Dataset excerpt —
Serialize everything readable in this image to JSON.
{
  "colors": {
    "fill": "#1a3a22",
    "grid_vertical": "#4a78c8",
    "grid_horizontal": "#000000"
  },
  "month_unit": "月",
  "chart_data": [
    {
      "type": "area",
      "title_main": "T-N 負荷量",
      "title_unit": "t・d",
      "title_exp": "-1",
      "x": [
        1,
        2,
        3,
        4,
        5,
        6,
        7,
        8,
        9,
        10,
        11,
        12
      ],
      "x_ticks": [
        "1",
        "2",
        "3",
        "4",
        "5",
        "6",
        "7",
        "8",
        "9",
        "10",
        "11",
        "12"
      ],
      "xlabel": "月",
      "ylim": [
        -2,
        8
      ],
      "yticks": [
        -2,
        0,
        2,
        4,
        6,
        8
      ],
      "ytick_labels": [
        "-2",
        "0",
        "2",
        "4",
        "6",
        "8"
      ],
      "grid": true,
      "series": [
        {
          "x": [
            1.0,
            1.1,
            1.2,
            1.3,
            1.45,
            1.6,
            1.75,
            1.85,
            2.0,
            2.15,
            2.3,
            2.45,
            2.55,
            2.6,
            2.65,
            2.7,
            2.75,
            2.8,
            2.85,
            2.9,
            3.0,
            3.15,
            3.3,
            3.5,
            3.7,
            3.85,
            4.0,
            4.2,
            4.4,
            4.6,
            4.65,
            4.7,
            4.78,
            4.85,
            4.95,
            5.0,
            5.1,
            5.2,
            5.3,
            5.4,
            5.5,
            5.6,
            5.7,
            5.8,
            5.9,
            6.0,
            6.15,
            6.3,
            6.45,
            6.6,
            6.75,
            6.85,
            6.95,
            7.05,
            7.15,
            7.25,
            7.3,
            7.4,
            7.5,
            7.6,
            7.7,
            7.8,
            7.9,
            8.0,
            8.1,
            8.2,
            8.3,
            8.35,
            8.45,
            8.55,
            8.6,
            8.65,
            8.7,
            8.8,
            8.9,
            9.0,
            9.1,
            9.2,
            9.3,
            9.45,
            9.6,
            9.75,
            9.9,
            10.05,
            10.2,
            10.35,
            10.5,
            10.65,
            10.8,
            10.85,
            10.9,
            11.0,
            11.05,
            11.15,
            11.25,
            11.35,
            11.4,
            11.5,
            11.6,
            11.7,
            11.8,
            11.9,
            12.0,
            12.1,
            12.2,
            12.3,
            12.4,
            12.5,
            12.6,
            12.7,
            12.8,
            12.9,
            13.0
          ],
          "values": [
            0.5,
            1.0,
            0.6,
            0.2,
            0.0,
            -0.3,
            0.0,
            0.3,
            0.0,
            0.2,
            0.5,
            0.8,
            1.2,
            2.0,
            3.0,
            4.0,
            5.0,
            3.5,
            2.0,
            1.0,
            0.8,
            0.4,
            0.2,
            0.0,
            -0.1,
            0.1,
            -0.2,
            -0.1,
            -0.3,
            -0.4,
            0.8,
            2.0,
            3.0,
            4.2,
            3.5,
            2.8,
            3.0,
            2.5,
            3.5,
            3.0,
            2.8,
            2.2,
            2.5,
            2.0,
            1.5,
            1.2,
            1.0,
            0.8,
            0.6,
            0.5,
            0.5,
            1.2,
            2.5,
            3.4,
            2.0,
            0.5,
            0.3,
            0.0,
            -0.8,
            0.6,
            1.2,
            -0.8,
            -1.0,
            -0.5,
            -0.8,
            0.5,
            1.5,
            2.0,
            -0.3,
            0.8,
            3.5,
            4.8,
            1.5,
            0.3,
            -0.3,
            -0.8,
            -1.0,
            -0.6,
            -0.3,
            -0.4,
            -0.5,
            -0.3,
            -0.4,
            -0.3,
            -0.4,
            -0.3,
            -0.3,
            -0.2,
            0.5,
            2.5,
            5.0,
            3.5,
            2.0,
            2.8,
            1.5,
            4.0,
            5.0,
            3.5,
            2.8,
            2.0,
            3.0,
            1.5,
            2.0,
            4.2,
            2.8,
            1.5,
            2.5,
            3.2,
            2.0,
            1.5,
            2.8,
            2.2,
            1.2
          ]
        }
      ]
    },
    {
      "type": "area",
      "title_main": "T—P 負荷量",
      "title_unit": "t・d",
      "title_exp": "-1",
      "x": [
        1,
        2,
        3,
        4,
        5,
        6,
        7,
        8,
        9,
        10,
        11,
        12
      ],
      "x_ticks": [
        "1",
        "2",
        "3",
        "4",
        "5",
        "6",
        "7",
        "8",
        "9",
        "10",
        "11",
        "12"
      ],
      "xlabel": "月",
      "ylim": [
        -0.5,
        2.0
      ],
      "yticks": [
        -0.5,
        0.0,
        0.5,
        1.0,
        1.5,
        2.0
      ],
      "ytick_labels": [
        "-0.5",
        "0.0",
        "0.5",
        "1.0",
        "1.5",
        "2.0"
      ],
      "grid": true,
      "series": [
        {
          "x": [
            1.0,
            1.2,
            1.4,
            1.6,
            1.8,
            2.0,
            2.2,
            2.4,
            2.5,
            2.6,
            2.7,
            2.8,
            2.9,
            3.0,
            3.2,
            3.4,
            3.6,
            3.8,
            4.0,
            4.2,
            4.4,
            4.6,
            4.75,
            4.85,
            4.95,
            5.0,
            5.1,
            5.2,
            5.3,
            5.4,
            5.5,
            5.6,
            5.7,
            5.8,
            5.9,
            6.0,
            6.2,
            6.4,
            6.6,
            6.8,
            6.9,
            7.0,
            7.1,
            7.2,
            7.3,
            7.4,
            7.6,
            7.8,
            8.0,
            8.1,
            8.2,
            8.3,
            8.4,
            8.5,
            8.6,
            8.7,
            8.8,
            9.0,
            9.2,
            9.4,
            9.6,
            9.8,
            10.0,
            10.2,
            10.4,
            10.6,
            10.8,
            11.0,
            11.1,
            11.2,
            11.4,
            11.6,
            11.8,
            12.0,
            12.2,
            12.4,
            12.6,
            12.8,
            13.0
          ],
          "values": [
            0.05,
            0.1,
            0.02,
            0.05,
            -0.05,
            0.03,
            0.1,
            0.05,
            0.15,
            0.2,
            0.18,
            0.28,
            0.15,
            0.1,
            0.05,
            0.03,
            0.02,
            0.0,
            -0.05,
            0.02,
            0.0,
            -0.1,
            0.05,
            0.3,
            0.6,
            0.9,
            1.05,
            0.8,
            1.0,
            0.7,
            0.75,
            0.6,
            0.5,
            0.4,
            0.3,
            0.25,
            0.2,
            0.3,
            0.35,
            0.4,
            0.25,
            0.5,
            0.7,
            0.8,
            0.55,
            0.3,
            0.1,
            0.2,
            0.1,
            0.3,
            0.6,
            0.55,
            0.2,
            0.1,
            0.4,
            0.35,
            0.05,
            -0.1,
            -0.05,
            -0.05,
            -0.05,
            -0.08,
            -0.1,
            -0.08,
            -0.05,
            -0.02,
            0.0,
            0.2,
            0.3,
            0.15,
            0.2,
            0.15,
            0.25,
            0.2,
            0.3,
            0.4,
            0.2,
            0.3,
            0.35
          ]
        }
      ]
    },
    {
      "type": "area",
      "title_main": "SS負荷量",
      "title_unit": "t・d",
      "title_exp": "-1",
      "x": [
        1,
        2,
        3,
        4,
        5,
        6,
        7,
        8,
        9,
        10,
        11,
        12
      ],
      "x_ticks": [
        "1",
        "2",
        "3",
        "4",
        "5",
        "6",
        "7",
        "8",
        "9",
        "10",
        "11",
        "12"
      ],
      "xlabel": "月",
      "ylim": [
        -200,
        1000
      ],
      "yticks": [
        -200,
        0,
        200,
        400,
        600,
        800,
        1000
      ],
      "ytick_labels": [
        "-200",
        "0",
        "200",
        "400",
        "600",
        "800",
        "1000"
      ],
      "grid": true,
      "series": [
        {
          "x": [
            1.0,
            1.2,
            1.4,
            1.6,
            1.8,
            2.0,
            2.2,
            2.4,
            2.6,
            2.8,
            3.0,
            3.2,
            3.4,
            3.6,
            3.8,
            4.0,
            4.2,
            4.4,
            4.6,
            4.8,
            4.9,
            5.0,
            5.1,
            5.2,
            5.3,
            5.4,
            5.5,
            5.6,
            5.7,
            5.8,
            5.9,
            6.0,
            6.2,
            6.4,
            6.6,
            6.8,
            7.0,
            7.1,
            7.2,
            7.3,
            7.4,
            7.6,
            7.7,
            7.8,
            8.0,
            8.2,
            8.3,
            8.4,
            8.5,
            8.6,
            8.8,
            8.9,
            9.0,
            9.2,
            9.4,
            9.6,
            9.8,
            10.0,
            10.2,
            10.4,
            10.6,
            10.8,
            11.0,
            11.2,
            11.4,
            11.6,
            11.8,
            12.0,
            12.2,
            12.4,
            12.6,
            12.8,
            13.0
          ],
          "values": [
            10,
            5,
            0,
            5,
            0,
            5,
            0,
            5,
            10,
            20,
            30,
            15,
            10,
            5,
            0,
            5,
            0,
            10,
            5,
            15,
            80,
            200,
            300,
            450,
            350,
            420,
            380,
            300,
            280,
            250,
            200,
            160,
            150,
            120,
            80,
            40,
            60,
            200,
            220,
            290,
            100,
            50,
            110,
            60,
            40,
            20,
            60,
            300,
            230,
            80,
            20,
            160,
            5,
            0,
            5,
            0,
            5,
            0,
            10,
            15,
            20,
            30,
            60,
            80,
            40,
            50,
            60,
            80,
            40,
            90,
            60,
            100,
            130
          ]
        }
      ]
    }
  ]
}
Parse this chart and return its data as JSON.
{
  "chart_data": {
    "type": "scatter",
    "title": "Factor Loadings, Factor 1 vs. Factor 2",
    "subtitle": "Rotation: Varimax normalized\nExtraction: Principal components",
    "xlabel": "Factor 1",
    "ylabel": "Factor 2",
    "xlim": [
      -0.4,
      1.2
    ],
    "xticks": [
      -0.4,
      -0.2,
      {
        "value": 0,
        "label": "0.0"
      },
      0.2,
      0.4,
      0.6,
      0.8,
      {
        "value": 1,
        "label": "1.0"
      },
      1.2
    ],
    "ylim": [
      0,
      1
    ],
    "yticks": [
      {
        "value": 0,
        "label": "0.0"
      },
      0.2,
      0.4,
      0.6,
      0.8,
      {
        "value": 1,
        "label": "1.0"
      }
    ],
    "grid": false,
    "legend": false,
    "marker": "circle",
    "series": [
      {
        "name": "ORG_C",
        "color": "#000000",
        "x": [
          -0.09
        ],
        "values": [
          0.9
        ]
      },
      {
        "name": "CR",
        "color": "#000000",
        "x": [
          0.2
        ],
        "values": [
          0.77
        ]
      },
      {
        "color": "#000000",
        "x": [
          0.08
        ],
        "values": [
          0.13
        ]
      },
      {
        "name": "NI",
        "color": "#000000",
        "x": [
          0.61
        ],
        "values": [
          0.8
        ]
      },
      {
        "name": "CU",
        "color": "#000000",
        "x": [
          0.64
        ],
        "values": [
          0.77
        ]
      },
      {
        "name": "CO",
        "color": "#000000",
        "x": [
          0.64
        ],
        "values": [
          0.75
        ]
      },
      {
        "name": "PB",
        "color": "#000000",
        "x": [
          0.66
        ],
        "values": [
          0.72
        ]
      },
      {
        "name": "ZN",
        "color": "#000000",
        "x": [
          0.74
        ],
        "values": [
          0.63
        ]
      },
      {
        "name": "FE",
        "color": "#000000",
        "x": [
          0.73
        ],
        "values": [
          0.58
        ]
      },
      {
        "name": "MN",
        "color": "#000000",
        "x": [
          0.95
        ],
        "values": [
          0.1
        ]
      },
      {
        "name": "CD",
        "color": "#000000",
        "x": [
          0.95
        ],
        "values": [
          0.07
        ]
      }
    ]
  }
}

Exercise description — From the data above, copy out every line with the string "Factor" in it.

Result —
    "title": "Factor Loadings, Factor 1 vs. Factor 2",
    "xlabel": "Factor 1",
    "ylabel": "Factor 2",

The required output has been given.